_Objective_. Omit the pictures, then reproduce every remaining record exactly.

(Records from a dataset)
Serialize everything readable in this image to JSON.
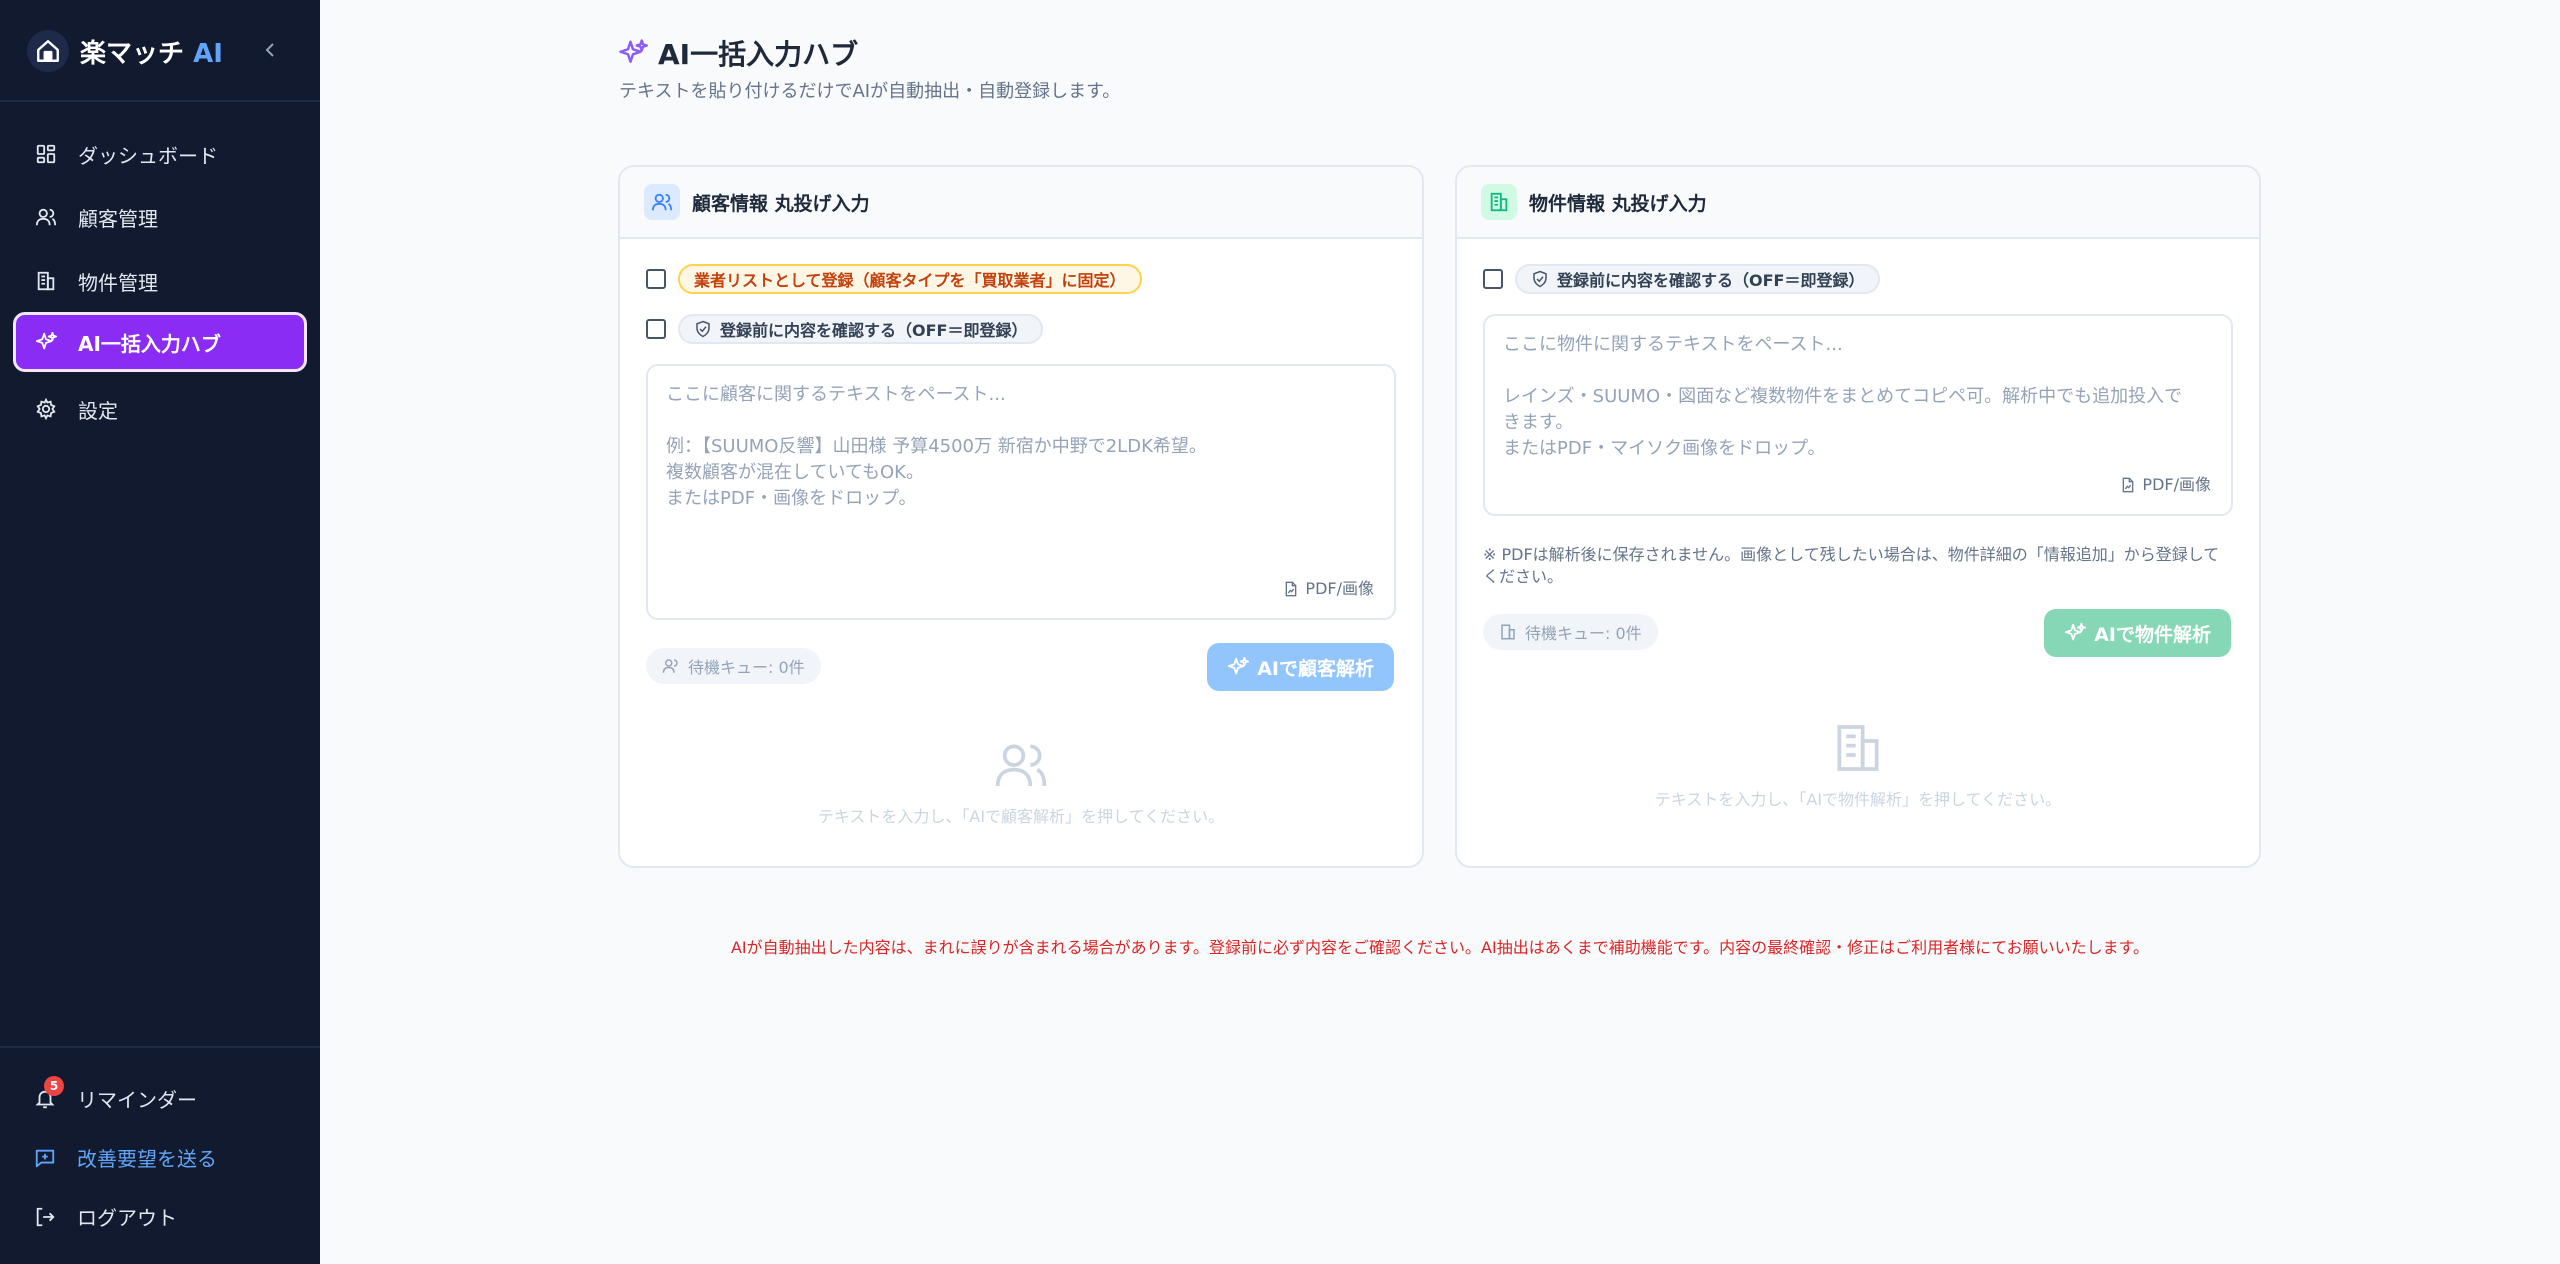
{
  "brand": {
    "name": "楽マッチ",
    "ai": "AI"
  },
  "nav": [
    {
      "label": "ダッシュボード",
      "icon": "dashboard-icon"
    },
    {
      "label": "顧客管理",
      "icon": "users-icon"
    },
    {
      "label": "物件管理",
      "icon": "building-icon"
    },
    {
      "label": "AI一括入力ハブ",
      "icon": "sparkles-icon",
      "active": true
    },
    {
      "label": "設定",
      "icon": "gear-icon"
    }
  ],
  "sidebar_bottom": {
    "reminder": {
      "label": "リマインダー",
      "badge": "5"
    },
    "feedback": {
      "label": "改善要望を送る"
    },
    "logout": {
      "label": "ログアウト"
    }
  },
  "page": {
    "title": "AI一括入力ハブ",
    "subtitle": "テキストを貼り付けるだけでAIが自動抽出・自動登録します。"
  },
  "customer_card": {
    "title": "顧客情報 丸投げ入力",
    "vendor_check_label": "業者リストとして登録（顧客タイプを「買取業者」に固定）",
    "confirm_check_label": "登録前に内容を確認する（OFF＝即登録）",
    "placeholder_lines": [
      "ここに顧客に関するテキストをペースト...",
      "",
      "例：【SUUMO反響】山田様 予算4500万 新宿か中野で2LDK希望。",
      "複数顧客が混在していてもOK。",
      "またはPDF・画像をドロップ。"
    ],
    "pdf_label": "PDF/画像",
    "queue_label": "待機キュー: 0件",
    "action_label": "AIで顧客解析",
    "empty_message": "テキストを入力し、「AIで顧客解析」を押してください。"
  },
  "property_card": {
    "title": "物件情報 丸投げ入力",
    "confirm_check_label": "登録前に内容を確認する（OFF＝即登録）",
    "placeholder_lines": [
      "ここに物件に関するテキストをペースト...",
      "",
      "レインズ・SUUMO・図面など複数物件をまとめてコピペ可。解析中でも追加投入で",
      "きます。",
      "またはPDF・マイソク画像をドロップ。"
    ],
    "pdf_label": "PDF/画像",
    "note": "※ PDFは解析後に保存されません。画像として残したい場合は、物件詳細の「情報追加」から登録してください。",
    "queue_label": "待機キュー: 0件",
    "action_label": "AIで物件解析",
    "empty_message": "テキストを入力し、「AIで物件解析」を押してください。"
  },
  "disclaimer": "AIが自動抽出した内容は、まれに誤りが含まれる場合があります。登録前に必ず内容をご確認ください。AI抽出はあくまで補助機能です。内容の最終確認・修正はご利用者様にてお願いいたします。",
  "colors": {
    "sidebar_bg": "#111a2e",
    "active_nav": "#8b2cf5",
    "accent_blue": "#60a5fa",
    "customer_button": "#93c5fd",
    "property_button": "#86d7b6",
    "warning_text": "#dc2626"
  }
}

_The answer_.
Serialize everything readable in this image to JSON.
{
  "brand": {
    "name": "楽マッチ",
    "ai": "AI"
  },
  "nav": [
    {
      "label": "ダッシュボード",
      "icon": "dashboard-icon"
    },
    {
      "label": "顧客管理",
      "icon": "users-icon"
    },
    {
      "label": "物件管理",
      "icon": "building-icon"
    },
    {
      "label": "AI一括入力ハブ",
      "icon": "sparkles-icon",
      "active": true
    },
    {
      "label": "設定",
      "icon": "gear-icon"
    }
  ],
  "sidebar_bottom": {
    "reminder": {
      "label": "リマインダー",
      "badge": "5"
    },
    "feedback": {
      "label": "改善要望を送る"
    },
    "logout": {
      "label": "ログアウト"
    }
  },
  "page": {
    "title": "AI一括入力ハブ",
    "subtitle": "テキストを貼り付けるだけでAIが自動抽出・自動登録します。"
  },
  "customer_card": {
    "title": "顧客情報 丸投げ入力",
    "vendor_check_label": "業者リストとして登録（顧客タイプを「買取業者」に固定）",
    "confirm_check_label": "登録前に内容を確認する（OFF＝即登録）",
    "placeholder_lines": [
      "ここに顧客に関するテキストをペースト...",
      "",
      "例：【SUUMO反響】山田様 予算4500万 新宿か中野で2LDK希望。",
      "複数顧客が混在していてもOK。",
      "またはPDF・画像をドロップ。"
    ],
    "pdf_label": "PDF/画像",
    "queue_label": "待機キュー: 0件",
    "action_label": "AIで顧客解析",
    "empty_message": "テキストを入力し、「AIで顧客解析」を押してください。"
  },
  "property_card": {
    "title": "物件情報 丸投げ入力",
    "confirm_check_label": "登録前に内容を確認する（OFF＝即登録）",
    "placeholder_lines": [
      "ここに物件に関するテキストをペースト...",
      "",
      "レインズ・SUUMO・図面など複数物件をまとめてコピペ可。解析中でも追加投入で",
      "きます。",
      "またはPDF・マイソク画像をドロップ。"
    ],
    "pdf_label": "PDF/画像",
    "note": "※ PDFは解析後に保存されません。画像として残したい場合は、物件詳細の「情報追加」から登録してください。",
    "queue_label": "待機キュー: 0件",
    "action_label": "AIで物件解析",
    "empty_message": "テキストを入力し、「AIで物件解析」を押してください。"
  },
  "disclaimer": "AIが自動抽出した内容は、まれに誤りが含まれる場合があります。登録前に必ず内容をご確認ください。AI抽出はあくまで補助機能です。内容の最終確認・修正はご利用者様にてお願いいたします。",
  "colors": {
    "sidebar_bg": "#111a2e",
    "active_nav": "#8b2cf5",
    "accent_blue": "#60a5fa",
    "customer_button": "#93c5fd",
    "property_button": "#86d7b6",
    "warning_text": "#dc2626"
  }
}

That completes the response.